_Problem to work on_.
Each line below should be reproduced without any alteration.

_Records provided_.
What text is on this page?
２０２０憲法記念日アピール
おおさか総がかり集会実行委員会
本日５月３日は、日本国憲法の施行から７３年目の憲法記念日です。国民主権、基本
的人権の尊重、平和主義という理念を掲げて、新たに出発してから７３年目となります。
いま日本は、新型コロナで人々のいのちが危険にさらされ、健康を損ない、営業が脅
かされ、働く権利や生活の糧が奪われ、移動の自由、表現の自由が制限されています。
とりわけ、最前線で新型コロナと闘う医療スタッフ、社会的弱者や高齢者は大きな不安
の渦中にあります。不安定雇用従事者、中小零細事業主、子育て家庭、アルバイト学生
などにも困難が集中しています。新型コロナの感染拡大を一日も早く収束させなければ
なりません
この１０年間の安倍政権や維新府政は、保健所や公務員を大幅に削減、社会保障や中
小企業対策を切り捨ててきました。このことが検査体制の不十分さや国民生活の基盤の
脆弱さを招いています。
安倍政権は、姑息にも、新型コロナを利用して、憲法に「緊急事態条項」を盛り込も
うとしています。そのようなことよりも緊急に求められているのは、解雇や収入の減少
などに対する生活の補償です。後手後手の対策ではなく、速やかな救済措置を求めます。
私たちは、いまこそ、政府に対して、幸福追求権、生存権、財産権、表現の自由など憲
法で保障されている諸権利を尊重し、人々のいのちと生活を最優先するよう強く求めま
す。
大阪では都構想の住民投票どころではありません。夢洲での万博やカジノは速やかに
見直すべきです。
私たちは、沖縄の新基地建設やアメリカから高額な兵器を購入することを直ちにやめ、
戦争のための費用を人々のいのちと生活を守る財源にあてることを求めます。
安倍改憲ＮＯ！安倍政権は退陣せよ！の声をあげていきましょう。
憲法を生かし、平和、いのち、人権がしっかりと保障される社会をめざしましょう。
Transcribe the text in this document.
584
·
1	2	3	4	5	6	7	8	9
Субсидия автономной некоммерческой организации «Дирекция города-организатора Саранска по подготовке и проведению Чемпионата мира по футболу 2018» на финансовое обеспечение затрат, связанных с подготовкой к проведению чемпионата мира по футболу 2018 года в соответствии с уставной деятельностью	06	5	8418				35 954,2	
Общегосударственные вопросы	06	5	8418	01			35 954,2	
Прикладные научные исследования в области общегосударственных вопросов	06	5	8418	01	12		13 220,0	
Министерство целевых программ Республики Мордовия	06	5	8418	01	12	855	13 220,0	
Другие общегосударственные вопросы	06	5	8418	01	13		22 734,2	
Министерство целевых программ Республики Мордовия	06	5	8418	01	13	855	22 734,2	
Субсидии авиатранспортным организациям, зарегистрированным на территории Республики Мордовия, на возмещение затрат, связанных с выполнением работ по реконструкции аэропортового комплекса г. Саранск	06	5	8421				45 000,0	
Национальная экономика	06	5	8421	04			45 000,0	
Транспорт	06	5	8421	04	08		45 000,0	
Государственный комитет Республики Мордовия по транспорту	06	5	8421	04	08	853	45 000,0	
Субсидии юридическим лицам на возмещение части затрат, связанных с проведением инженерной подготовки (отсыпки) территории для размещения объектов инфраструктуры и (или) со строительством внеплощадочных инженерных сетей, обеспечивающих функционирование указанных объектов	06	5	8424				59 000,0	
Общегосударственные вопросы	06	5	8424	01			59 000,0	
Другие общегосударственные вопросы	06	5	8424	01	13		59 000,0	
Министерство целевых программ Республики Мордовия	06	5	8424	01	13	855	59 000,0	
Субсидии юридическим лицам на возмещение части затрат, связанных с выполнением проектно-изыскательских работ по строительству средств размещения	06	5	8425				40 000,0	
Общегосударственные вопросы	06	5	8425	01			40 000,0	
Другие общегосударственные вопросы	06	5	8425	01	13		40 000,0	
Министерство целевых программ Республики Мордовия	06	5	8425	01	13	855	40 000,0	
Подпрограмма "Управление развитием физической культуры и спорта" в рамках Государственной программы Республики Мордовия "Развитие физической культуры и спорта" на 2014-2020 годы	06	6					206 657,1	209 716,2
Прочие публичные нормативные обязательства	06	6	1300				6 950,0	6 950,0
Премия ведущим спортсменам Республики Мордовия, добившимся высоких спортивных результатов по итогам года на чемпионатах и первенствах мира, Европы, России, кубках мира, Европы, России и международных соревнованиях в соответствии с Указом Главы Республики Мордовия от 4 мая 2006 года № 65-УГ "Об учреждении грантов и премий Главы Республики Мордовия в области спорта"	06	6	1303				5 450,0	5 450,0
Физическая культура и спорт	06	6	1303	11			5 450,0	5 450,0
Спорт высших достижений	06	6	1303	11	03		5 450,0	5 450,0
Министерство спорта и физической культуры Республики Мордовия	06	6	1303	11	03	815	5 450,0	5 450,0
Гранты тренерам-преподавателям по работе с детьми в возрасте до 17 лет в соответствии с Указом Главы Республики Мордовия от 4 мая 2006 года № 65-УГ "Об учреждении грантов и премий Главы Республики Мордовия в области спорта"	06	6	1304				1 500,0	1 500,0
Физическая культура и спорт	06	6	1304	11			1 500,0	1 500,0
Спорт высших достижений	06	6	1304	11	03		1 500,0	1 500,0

_Finished answer_.
What text is on this page?
２０２０憲法記念日アピール
おおさか総がかり集会実行委員会
本日５月３日は、日本国憲法の施行から７３年目の憲法記念日です。国民主権、基本
的人権の尊重、平和主義という理念を掲げて、新たに出発してから７３年目となります。
いま日本は、新型コロナで人々のいのちが危険にさらされ、健康を損ない、営業が脅
かされ、働く権利や生活の糧が奪われ、移動の自由、表現の自由が制限されています。
とりわけ、最前線で新型コロナと闘う医療スタッフ、社会的弱者や高齢者は大きな不安
の渦中にあります。不安定雇用従事者、中小零細事業主、子育て家庭、アルバイト学生
などにも困難が集中しています。新型コロナの感染拡大を一日も早く収束させなければ
なりません
この１０年間の安倍政権や維新府政は、保健所や公務員を大幅に削減、社会保障や中
小企業対策を切り捨ててきました。このことが検査体制の不十分さや国民生活の基盤の
脆弱さを招いています。
安倍政権は、姑息にも、新型コロナを利用して、憲法に「緊急事態条項」を盛り込も
うとしています。そのようなことよりも緊急に求められているのは、解雇や収入の減少
などに対する生活の補償です。後手後手の対策ではなく、速やかな救済措置を求めます。
私たちは、いまこそ、政府に対して、幸福追求権、生存権、財産権、表現の自由など憲
法で保障されている諸権利を尊重し、人々のいのちと生活を最優先するよう強く求めま
す。
大阪では都構想の住民投票どころではありません。夢洲での万博やカジノは速やかに
見直すべきです。
私たちは、沖縄の新基地建設やアメリカから高額な兵器を購入することを直ちにやめ、
戦争のための費用を人々のいのちと生活を守る財源にあてることを求めます。
安倍改憲ＮＯ！安倍政権は退陣せよ！の声をあげていきましょう。
憲法を生かし、平和、いのち、人権がしっかりと保障される社会をめざしましょう。
Transcribe the text in this document.
584
·
1	2	3	4	5	6	7	8	9
Субсидия автономной некоммерческой организации «Дирекция города-организатора Саранска по подготовке и проведению Чемпионата мира по футболу 2018» на финансовое обеспечение затрат, связанных с подготовкой к проведению чемпионата мира по футболу 2018 года в соответствии с уставной деятельностью	06	5	8418				35 954,2	
Общегосударственные вопросы	06	5	8418	01			35 954,2	
Прикладные научные исследования в области общегосударственных вопросов	06	5	8418	01	12		13 220,0	
Министерство целевых программ Республики Мордовия	06	5	8418	01	12	855	13 220,0	
Другие общегосударственные вопросы	06	5	8418	01	13		22 734,2	
Министерство целевых программ Республики Мордовия	06	5	8418	01	13	855	22 734,2	
Субсидии авиатранспортным организациям, зарегистрированным на территории Республики Мордовия, на возмещение затрат, связанных с выполнением работ по реконструкции аэропортового комплекса г. Саранск	06	5	8421				45 000,0	
Национальная экономика	06	5	8421	04			45 000,0	
Транспорт	06	5	8421	04	08		45 000,0	
Государственный комитет Республики Мордовия по транспорту	06	5	8421	04	08	853	45 000,0	
Субсидии юридическим лицам на возмещение части затрат, связанных с проведением инженерной подготовки (отсыпки) территории для размещения объектов инфраструктуры и (или) со строительством внеплощадочных инженерных сетей, обеспечивающих функционирование указанных объектов	06	5	8424				59 000,0	
Общегосударственные вопросы	06	5	8424	01			59 000,0	
Другие общегосударственные вопросы	06	5	8424	01	13		59 000,0	
Министерство целевых программ Республики Мордовия	06	5	8424	01	13	855	59 000,0	
Субсидии юридическим лицам на возмещение части затрат, связанных с выполнением проектно-изыскательских работ по строительству средств размещения	06	5	8425				40 000,0	
Общегосударственные вопросы	06	5	8425	01			40 000,0	
Другие общегосударственные вопросы	06	5	8425	01	13		40 000,0	
Министерство целевых программ Республики Мордовия	06	5	8425	01	13	855	40 000,0	
Подпрограмма "Управление развитием физической культуры и спорта" в рамках Государственной программы Республики Мордовия "Развитие физической культуры и спорта" на 2014-2020 годы	06	6					206 657,1	209 716,2
Прочие публичные нормативные обязательства	06	6	1300				6 950,0	6 950,0
Премия ведущим спортсменам Республики Мордовия, добившимся высоких спортивных результатов по итогам года на чемпионатах и первенствах мира, Европы, России, кубках мира, Европы, России и международных соревнованиях в соответствии с Указом Главы Республики Мордовия от 4 мая 2006 года № 65-УГ "Об учреждении грантов и премий Главы Республики Мордовия в области спорта"	06	6	1303				5 450,0	5 450,0
Физическая культура и спорт	06	6	1303	11			5 450,0	5 450,0
Спорт высших достижений	06	6	1303	11	03		5 450,0	5 450,0
Министерство спорта и физической культуры Республики Мордовия	06	6	1303	11	03	815	5 450,0	5 450,0
Гранты тренерам-преподавателям по работе с детьми в возрасте до 17 лет в соответствии с Указом Главы Республики Мордовия от 4 мая 2006 года № 65-УГ "Об учреждении грантов и премий Главы Республики Мордовия в области спорта"	06	6	1304				1 500,0	1 500,0
Физическая культура и спорт	06	6	1304	11			1 500,0	1 500,0
Спорт высших достижений	06	6	1304	11	03		1 500,0	1 500,0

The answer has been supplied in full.